### Over deze opdracht
Sinds welk jaar werkt Peter Rooijakkers volgens de tekst over de duinwachter voor het Duinwaterbedrijf Zuid-Holland?

### Aangeleverde tekst
########

Vuurballen in de duinen
De duinen tussen Wassenaar en Katwijk kent hij op zijn duimpje. Al jarenlang houdt duinwachter Peter Rooijakkers (49) het waterwingebied in de gaten. „Ik vind het heerlijk om in de vrije natuur bezig te zijn.”
„Kijk, een mannetjesbuizerd. Mooi hè. Hij vliegt vaak met me mee. Van boom tot boom.” Vanuit zijn terreinwagen, een Ford Ranger, wijst Rooijakkers in de duinen tussen Wassenaar en Katwijk naar de roofvogel. De winterzon zet de duinen deze waterkoude decembermiddag in een zachte gloed.
Trefzeker koerst Rooijakkers zijn terreinwagen over de kronkelende zandweggetjes door het stille duingebied. „Een ree!” wijst de duinwachter in de buurt van Katwijk. IJlings maakt het schuwe dier zich uit de voeten.
Sinds 2001 werkt Rooijakkers als duinwachter voor het Duinwaterbedrijf Zuid-Holland. Samen met elf andere collega’s houdt hij het duingebied tussen Monster en Katwijk in de gaten. Dat is een oppervlakte van bijna 3000 hectare.

########

### Records uit dataset

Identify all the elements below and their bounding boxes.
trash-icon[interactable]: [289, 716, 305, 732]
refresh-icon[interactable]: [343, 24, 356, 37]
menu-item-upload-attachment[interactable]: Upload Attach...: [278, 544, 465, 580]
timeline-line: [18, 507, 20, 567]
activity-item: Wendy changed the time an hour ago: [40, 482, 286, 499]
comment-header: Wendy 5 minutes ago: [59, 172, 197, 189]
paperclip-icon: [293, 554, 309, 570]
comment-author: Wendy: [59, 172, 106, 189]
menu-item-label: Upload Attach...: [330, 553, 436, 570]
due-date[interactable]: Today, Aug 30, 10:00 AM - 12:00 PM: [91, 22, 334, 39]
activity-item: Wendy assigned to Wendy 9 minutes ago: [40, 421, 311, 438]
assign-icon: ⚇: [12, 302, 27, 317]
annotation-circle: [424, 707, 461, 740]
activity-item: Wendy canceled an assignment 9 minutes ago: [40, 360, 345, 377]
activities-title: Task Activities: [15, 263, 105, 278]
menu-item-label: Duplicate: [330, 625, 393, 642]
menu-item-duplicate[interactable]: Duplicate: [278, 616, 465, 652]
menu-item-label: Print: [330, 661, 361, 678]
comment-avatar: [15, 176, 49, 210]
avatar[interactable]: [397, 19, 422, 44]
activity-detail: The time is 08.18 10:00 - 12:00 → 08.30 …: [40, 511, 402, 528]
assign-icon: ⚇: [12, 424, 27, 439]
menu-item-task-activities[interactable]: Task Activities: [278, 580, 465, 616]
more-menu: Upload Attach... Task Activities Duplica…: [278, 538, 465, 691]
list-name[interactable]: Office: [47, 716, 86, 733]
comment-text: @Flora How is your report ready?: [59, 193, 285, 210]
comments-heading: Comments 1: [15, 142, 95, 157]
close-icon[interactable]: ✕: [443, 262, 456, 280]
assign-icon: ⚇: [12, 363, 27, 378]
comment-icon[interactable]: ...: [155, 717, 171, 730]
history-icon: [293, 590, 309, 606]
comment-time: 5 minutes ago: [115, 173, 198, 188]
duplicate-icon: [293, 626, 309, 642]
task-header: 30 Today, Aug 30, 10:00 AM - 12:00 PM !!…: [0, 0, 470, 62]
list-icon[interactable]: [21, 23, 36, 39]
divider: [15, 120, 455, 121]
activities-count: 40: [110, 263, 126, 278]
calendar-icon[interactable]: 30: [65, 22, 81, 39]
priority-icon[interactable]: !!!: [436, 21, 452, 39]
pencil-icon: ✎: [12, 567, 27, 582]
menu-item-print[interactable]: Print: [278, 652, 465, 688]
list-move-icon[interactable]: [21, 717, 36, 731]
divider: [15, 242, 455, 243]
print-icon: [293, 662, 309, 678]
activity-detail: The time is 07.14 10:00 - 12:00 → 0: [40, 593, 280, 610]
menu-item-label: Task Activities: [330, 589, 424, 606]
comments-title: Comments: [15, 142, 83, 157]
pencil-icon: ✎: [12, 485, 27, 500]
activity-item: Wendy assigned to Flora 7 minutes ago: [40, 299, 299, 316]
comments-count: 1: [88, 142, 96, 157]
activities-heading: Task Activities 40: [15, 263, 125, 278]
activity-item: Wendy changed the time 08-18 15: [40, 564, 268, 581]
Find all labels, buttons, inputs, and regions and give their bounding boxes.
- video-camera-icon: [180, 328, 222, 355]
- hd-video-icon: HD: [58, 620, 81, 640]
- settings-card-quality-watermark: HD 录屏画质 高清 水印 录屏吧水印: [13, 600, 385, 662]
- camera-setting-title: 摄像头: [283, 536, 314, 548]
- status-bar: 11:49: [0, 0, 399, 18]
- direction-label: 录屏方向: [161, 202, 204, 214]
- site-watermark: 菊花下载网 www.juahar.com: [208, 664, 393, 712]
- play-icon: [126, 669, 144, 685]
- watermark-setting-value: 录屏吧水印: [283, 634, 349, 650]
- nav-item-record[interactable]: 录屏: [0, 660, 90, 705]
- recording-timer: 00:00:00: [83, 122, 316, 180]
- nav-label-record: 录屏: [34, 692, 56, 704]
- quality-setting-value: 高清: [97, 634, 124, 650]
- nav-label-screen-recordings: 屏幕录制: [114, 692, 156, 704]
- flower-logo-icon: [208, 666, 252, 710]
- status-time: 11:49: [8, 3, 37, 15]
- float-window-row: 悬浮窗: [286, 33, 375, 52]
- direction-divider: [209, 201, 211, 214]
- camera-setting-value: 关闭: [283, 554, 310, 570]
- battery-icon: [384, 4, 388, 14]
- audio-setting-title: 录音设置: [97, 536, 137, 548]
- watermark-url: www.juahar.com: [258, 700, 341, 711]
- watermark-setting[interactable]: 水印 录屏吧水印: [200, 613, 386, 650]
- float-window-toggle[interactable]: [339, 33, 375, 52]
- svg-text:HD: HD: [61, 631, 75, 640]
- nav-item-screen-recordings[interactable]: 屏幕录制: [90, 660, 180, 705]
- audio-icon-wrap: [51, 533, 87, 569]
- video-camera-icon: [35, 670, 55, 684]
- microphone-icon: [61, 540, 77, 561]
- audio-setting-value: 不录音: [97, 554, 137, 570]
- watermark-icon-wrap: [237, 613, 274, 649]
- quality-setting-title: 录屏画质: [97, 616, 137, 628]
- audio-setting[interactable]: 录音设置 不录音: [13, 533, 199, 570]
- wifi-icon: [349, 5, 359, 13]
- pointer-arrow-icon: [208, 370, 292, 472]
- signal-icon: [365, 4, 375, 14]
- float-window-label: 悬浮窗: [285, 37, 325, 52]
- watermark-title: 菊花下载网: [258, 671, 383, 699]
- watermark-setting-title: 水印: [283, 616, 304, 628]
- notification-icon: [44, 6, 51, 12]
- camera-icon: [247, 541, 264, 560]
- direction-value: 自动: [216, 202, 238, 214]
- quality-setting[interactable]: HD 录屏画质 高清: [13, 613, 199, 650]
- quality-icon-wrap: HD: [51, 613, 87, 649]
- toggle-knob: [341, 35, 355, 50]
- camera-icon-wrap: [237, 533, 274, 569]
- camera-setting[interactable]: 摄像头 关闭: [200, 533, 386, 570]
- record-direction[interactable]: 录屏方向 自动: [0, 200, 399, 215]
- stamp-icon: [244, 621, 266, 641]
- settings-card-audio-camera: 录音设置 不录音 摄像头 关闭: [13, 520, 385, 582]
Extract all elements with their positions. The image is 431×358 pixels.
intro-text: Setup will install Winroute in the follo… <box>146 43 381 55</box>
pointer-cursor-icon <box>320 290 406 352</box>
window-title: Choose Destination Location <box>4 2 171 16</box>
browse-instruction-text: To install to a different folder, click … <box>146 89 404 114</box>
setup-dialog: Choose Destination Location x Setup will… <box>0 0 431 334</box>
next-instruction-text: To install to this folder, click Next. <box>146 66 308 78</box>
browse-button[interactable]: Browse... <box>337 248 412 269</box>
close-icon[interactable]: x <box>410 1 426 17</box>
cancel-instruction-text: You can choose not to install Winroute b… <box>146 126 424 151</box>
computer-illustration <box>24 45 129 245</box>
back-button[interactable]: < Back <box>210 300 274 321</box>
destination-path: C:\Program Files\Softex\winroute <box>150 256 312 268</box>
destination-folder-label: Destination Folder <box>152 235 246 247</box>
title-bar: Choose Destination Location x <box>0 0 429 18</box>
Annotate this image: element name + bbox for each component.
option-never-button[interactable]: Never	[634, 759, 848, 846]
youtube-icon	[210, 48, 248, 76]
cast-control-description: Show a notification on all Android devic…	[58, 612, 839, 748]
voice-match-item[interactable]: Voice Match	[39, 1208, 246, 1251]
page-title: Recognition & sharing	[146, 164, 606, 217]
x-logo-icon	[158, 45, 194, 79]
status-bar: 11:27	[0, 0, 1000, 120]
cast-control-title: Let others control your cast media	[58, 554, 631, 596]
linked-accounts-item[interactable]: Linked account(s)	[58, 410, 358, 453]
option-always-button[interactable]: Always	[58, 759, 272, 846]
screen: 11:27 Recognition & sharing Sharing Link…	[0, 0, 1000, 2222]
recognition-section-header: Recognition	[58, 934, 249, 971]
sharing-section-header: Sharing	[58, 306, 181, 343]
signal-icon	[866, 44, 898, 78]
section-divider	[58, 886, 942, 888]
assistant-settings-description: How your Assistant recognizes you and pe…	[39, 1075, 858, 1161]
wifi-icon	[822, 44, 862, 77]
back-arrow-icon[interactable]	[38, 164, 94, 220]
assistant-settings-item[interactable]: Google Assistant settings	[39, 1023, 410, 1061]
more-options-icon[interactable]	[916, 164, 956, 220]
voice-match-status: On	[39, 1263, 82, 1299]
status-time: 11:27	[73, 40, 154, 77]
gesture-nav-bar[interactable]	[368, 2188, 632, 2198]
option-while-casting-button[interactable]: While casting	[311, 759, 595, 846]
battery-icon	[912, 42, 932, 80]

########

### Uitgewerkte oplossing
Sinds 2001.